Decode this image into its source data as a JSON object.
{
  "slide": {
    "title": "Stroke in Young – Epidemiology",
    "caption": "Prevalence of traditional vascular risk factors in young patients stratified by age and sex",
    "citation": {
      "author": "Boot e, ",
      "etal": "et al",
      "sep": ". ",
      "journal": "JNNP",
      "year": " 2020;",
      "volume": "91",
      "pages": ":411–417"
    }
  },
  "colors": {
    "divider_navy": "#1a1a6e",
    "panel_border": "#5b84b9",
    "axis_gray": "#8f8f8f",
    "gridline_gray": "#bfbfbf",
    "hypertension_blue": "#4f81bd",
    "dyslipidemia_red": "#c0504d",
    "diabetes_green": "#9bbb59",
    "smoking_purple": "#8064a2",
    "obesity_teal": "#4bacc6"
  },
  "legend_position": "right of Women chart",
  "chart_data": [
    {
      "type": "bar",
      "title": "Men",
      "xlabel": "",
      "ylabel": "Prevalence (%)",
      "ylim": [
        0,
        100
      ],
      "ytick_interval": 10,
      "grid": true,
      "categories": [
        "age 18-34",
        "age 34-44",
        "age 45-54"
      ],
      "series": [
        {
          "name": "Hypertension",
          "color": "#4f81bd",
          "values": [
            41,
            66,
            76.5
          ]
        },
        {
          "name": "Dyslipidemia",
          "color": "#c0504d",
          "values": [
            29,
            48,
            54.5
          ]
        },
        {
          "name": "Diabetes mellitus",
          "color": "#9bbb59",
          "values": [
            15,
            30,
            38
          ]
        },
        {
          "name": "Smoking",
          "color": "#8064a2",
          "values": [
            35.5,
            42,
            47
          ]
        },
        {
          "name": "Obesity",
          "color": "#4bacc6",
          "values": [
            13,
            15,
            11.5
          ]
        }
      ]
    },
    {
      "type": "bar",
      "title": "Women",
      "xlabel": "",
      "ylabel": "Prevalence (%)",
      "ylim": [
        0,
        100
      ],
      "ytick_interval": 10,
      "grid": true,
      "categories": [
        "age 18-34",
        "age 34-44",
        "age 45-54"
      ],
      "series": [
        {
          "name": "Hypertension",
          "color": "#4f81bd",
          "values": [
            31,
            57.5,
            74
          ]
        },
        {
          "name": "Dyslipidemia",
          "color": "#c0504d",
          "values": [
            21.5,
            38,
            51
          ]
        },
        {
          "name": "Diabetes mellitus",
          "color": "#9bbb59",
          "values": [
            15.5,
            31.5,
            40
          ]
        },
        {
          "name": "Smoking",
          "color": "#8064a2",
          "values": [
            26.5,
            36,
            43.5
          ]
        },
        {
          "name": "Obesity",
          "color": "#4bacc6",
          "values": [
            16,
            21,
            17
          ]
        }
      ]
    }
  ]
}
++++++++++++++++++++
# [To do]
Down to the last line, retype the entries above exactly.

# [Solution for this task]
Decode this image into its source data as a JSON object.
{
  "slide": {
    "title": "Stroke in Young – Epidemiology",
    "caption": "Prevalence of traditional vascular risk factors in young patients stratified by age and sex",
    "citation": {
      "author": "Boot e, ",
      "etal": "et al",
      "sep": ". ",
      "journal": "JNNP",
      "year": " 2020;",
      "volume": "91",
      "pages": ":411–417"
    }
  },
  "colors": {
    "divider_navy": "#1a1a6e",
    "panel_border": "#5b84b9",
    "axis_gray": "#8f8f8f",
    "gridline_gray": "#bfbfbf",
    "hypertension_blue": "#4f81bd",
    "dyslipidemia_red": "#c0504d",
    "diabetes_green": "#9bbb59",
    "smoking_purple": "#8064a2",
    "obesity_teal": "#4bacc6"
  },
  "legend_position": "right of Women chart",
  "chart_data": [
    {
      "type": "bar",
      "title": "Men",
      "xlabel": "",
      "ylabel": "Prevalence (%)",
      "ylim": [
        0,
        100
      ],
      "ytick_interval": 10,
      "grid": true,
      "categories": [
        "age 18-34",
        "age 34-44",
        "age 45-54"
      ],
      "series": [
        {
          "name": "Hypertension",
          "color": "#4f81bd",
          "values": [
            41,
            66,
            76.5
          ]
        },
        {
          "name": "Dyslipidemia",
          "color": "#c0504d",
          "values": [
            29,
            48,
            54.5
          ]
        },
        {
          "name": "Diabetes mellitus",
          "color": "#9bbb59",
          "values": [
            15,
            30,
            38
          ]
        },
        {
          "name": "Smoking",
          "color": "#8064a2",
          "values": [
            35.5,
            42,
            47
          ]
        },
        {
          "name": "Obesity",
          "color": "#4bacc6",
          "values": [
            13,
            15,
            11.5
          ]
        }
      ]
    },
    {
      "type": "bar",
      "title": "Women",
      "xlabel": "",
      "ylabel": "Prevalence (%)",
      "ylim": [
        0,
        100
      ],
      "ytick_interval": 10,
      "grid": true,
      "categories": [
        "age 18-34",
        "age 34-44",
        "age 45-54"
      ],
      "series": [
        {
          "name": "Hypertension",
          "color": "#4f81bd",
          "values": [
            31,
            57.5,
            74
          ]
        },
        {
          "name": "Dyslipidemia",
          "color": "#c0504d",
          "values": [
            21.5,
            38,
            51
          ]
        },
        {
          "name": "Diabetes mellitus",
          "color": "#9bbb59",
          "values": [
            15.5,
            31.5,
            40
          ]
        },
        {
          "name": "Smoking",
          "color": "#8064a2",
          "values": [
            26.5,
            36,
            43.5
          ]
        },
        {
          "name": "Obesity",
          "color": "#4bacc6",
          "values": [
            16,
            21,
            17
          ]
        }
      ]
    }
  ]
}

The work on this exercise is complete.